## [Your objective]
Write out every entry exactly as it stands.

══ Information supplied ══

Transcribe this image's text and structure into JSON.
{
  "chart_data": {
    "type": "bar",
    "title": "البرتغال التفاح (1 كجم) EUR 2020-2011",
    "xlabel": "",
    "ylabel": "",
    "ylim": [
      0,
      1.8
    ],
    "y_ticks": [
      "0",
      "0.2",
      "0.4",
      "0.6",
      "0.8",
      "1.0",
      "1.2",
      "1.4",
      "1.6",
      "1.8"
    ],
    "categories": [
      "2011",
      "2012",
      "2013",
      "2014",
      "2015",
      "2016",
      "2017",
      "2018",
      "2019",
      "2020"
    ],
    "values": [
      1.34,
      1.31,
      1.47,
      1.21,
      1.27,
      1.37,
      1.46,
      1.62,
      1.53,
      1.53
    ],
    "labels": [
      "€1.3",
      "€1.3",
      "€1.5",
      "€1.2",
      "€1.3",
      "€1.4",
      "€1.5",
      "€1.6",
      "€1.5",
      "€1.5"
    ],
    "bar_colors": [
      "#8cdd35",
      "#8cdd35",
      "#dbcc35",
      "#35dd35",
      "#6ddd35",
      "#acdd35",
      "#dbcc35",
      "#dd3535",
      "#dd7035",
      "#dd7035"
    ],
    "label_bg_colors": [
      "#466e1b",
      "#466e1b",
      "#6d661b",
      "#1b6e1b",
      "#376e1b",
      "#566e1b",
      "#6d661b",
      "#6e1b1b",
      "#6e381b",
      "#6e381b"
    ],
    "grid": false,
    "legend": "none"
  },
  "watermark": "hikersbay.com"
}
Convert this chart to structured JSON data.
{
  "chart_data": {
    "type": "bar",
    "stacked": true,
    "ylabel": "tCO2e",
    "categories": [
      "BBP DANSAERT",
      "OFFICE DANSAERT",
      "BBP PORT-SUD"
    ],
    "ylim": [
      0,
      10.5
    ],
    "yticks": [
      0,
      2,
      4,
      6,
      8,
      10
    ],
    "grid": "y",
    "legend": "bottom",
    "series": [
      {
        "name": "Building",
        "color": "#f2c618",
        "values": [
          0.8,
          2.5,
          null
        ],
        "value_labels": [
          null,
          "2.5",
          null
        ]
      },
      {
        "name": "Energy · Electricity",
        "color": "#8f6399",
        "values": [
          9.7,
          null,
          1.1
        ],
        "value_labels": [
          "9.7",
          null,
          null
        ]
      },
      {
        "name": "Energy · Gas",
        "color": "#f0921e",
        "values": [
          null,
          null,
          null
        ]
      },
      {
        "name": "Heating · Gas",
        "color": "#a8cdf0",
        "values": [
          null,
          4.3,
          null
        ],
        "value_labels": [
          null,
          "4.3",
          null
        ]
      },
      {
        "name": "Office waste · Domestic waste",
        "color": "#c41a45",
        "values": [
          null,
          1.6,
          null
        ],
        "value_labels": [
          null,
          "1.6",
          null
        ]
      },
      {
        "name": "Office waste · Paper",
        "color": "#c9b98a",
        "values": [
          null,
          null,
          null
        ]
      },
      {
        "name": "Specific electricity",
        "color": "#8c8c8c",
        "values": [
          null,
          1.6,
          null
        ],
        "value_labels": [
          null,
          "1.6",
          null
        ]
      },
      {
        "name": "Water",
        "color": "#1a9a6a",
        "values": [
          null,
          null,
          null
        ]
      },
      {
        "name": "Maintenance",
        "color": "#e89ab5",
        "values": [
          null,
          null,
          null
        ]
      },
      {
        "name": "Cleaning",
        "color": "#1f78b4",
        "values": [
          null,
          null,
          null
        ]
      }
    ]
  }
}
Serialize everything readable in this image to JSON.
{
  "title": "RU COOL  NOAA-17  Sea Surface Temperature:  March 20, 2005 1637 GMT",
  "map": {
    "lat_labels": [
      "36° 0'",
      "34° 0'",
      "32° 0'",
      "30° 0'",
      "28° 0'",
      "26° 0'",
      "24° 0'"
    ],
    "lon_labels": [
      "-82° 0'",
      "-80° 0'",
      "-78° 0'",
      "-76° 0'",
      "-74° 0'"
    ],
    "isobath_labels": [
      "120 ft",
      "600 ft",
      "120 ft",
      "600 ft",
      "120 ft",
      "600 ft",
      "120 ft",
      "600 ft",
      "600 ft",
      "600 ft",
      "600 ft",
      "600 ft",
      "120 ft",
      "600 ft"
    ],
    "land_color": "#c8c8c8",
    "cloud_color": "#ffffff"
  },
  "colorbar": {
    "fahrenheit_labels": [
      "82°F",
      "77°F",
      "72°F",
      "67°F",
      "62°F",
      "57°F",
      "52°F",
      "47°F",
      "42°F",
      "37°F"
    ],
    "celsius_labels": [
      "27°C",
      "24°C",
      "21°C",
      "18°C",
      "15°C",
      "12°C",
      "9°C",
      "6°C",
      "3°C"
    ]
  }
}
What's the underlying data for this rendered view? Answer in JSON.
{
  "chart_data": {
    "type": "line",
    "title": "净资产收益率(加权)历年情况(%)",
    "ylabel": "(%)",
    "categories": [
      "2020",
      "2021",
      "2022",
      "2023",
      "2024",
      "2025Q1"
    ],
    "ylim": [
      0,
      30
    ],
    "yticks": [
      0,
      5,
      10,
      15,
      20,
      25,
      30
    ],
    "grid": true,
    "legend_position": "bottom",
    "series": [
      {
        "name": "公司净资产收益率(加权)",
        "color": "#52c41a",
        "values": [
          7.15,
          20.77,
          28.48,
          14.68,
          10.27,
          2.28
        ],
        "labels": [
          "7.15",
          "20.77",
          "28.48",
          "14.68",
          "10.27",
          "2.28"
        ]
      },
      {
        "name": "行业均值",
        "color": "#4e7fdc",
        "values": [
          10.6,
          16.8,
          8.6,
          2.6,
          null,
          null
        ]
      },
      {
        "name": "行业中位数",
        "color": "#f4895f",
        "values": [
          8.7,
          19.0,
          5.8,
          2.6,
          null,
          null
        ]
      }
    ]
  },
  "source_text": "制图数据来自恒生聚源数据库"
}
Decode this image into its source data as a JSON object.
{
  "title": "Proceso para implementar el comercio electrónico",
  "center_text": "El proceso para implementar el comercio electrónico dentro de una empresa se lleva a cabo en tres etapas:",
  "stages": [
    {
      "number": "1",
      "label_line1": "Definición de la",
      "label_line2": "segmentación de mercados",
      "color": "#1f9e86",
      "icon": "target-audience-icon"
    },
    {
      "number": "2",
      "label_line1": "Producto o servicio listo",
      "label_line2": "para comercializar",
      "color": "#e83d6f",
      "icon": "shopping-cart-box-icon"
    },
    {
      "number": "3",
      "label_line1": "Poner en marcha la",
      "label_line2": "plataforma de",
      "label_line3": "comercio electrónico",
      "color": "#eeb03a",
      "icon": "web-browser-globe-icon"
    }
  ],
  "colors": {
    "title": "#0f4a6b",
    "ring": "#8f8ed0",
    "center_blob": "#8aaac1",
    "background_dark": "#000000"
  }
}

═══

## [Response for this exercise]
Transcribe this image's text and structure into JSON.
{
  "chart_data": {
    "type": "bar",
    "title": "البرتغال التفاح (1 كجم) EUR 2020-2011",
    "xlabel": "",
    "ylabel": "",
    "ylim": [
      0,
      1.8
    ],
    "y_ticks": [
      "0",
      "0.2",
      "0.4",
      "0.6",
      "0.8",
      "1.0",
      "1.2",
      "1.4",
      "1.6",
      "1.8"
    ],
    "categories": [
      "2011",
      "2012",
      "2013",
      "2014",
      "2015",
      "2016",
      "2017",
      "2018",
      "2019",
      "2020"
    ],
    "values": [
      1.34,
      1.31,
      1.47,
      1.21,
      1.27,
      1.37,
      1.46,
      1.62,
      1.53,
      1.53
    ],
    "labels": [
      "€1.3",
      "€1.3",
      "€1.5",
      "€1.2",
      "€1.3",
      "€1.4",
      "€1.5",
      "€1.6",
      "€1.5",
      "€1.5"
    ],
    "bar_colors": [
      "#8cdd35",
      "#8cdd35",
      "#dbcc35",
      "#35dd35",
      "#6ddd35",
      "#acdd35",
      "#dbcc35",
      "#dd3535",
      "#dd7035",
      "#dd7035"
    ],
    "label_bg_colors": [
      "#466e1b",
      "#466e1b",
      "#6d661b",
      "#1b6e1b",
      "#376e1b",
      "#566e1b",
      "#6d661b",
      "#6e1b1b",
      "#6e381b",
      "#6e381b"
    ],
    "grid": false,
    "legend": "none"
  },
  "watermark": "hikersbay.com"
}
Convert this chart to structured JSON data.
{
  "chart_data": {
    "type": "bar",
    "stacked": true,
    "ylabel": "tCO2e",
    "categories": [
      "BBP DANSAERT",
      "OFFICE DANSAERT",
      "BBP PORT-SUD"
    ],
    "ylim": [
      0,
      10.5
    ],
    "yticks": [
      0,
      2,
      4,
      6,
      8,
      10
    ],
    "grid": "y",
    "legend": "bottom",
    "series": [
      {
        "name": "Building",
        "color": "#f2c618",
        "values": [
          0.8,
          2.5,
          null
        ],
        "value_labels": [
          null,
          "2.5",
          null
        ]
      },
      {
        "name": "Energy · Electricity",
        "color": "#8f6399",
        "values": [
          9.7,
          null,
          1.1
        ],
        "value_labels": [
          "9.7",
          null,
          null
        ]
      },
      {
        "name": "Energy · Gas",
        "color": "#f0921e",
        "values": [
          null,
          null,
          null
        ]
      },
      {
        "name": "Heating · Gas",
        "color": "#a8cdf0",
        "values": [
          null,
          4.3,
          null
        ],
        "value_labels": [
          null,
          "4.3",
          null
        ]
      },
      {
        "name": "Office waste · Domestic waste",
        "color": "#c41a45",
        "values": [
          null,
          1.6,
          null
        ],
        "value_labels": [
          null,
          "1.6",
          null
        ]
      },
      {
        "name": "Office waste · Paper",
        "color": "#c9b98a",
        "values": [
          null,
          null,
          null
        ]
      },
      {
        "name": "Specific electricity",
        "color": "#8c8c8c",
        "values": [
          null,
          1.6,
          null
        ],
        "value_labels": [
          null,
          "1.6",
          null
        ]
      },
      {
        "name": "Water",
        "color": "#1a9a6a",
        "values": [
          null,
          null,
          null
        ]
      },
      {
        "name": "Maintenance",
        "color": "#e89ab5",
        "values": [
          null,
          null,
          null
        ]
      },
      {
        "name": "Cleaning",
        "color": "#1f78b4",
        "values": [
          null,
          null,
          null
        ]
      }
    ]
  }
}
Serialize everything readable in this image to JSON.
{
  "title": "RU COOL  NOAA-17  Sea Surface Temperature:  March 20, 2005 1637 GMT",
  "map": {
    "lat_labels": [
      "36° 0'",
      "34° 0'",
      "32° 0'",
      "30° 0'",
      "28° 0'",
      "26° 0'",
      "24° 0'"
    ],
    "lon_labels": [
      "-82° 0'",
      "-80° 0'",
      "-78° 0'",
      "-76° 0'",
      "-74° 0'"
    ],
    "isobath_labels": [
      "120 ft",
      "600 ft",
      "120 ft",
      "600 ft",
      "120 ft",
      "600 ft",
      "120 ft",
      "600 ft",
      "600 ft",
      "600 ft",
      "600 ft",
      "600 ft",
      "120 ft",
      "600 ft"
    ],
    "land_color": "#c8c8c8",
    "cloud_color": "#ffffff"
  },
  "colorbar": {
    "fahrenheit_labels": [
      "82°F",
      "77°F",
      "72°F",
      "67°F",
      "62°F",
      "57°F",
      "52°F",
      "47°F",
      "42°F",
      "37°F"
    ],
    "celsius_labels": [
      "27°C",
      "24°C",
      "21°C",
      "18°C",
      "15°C",
      "12°C",
      "9°C",
      "6°C",
      "3°C"
    ]
  }
}
What's the underlying data for this rendered view? Answer in JSON.
{
  "chart_data": {
    "type": "line",
    "title": "净资产收益率(加权)历年情况(%)",
    "ylabel": "(%)",
    "categories": [
      "2020",
      "2021",
      "2022",
      "2023",
      "2024",
      "2025Q1"
    ],
    "ylim": [
      0,
      30
    ],
    "yticks": [
      0,
      5,
      10,
      15,
      20,
      25,
      30
    ],
    "grid": true,
    "legend_position": "bottom",
    "series": [
      {
        "name": "公司净资产收益率(加权)",
        "color": "#52c41a",
        "values": [
          7.15,
          20.77,
          28.48,
          14.68,
          10.27,
          2.28
        ],
        "labels": [
          "7.15",
          "20.77",
          "28.48",
          "14.68",
          "10.27",
          "2.28"
        ]
      },
      {
        "name": "行业均值",
        "color": "#4e7fdc",
        "values": [
          10.6,
          16.8,
          8.6,
          2.6,
          null,
          null
        ]
      },
      {
        "name": "行业中位数",
        "color": "#f4895f",
        "values": [
          8.7,
          19.0,
          5.8,
          2.6,
          null,
          null
        ]
      }
    ]
  },
  "source_text": "制图数据来自恒生聚源数据库"
}
Decode this image into its source data as a JSON object.
{
  "title": "Proceso para implementar el comercio electrónico",
  "center_text": "El proceso para implementar el comercio electrónico dentro de una empresa se lleva a cabo en tres etapas:",
  "stages": [
    {
      "number": "1",
      "label_line1": "Definición de la",
      "label_line2": "segmentación de mercados",
      "color": "#1f9e86",
      "icon": "target-audience-icon"
    },
    {
      "number": "2",
      "label_line1": "Producto o servicio listo",
      "label_line2": "para comercializar",
      "color": "#e83d6f",
      "icon": "shopping-cart-box-icon"
    },
    {
      "number": "3",
      "label_line1": "Poner en marcha la",
      "label_line2": "plataforma de",
      "label_line3": "comercio electrónico",
      "color": "#eeb03a",
      "icon": "web-browser-globe-icon"
    }
  ],
  "colors": {
    "title": "#0f4a6b",
    "ring": "#8f8ed0",
    "center_blob": "#8aaac1",
    "background_dark": "#000000"
  }
}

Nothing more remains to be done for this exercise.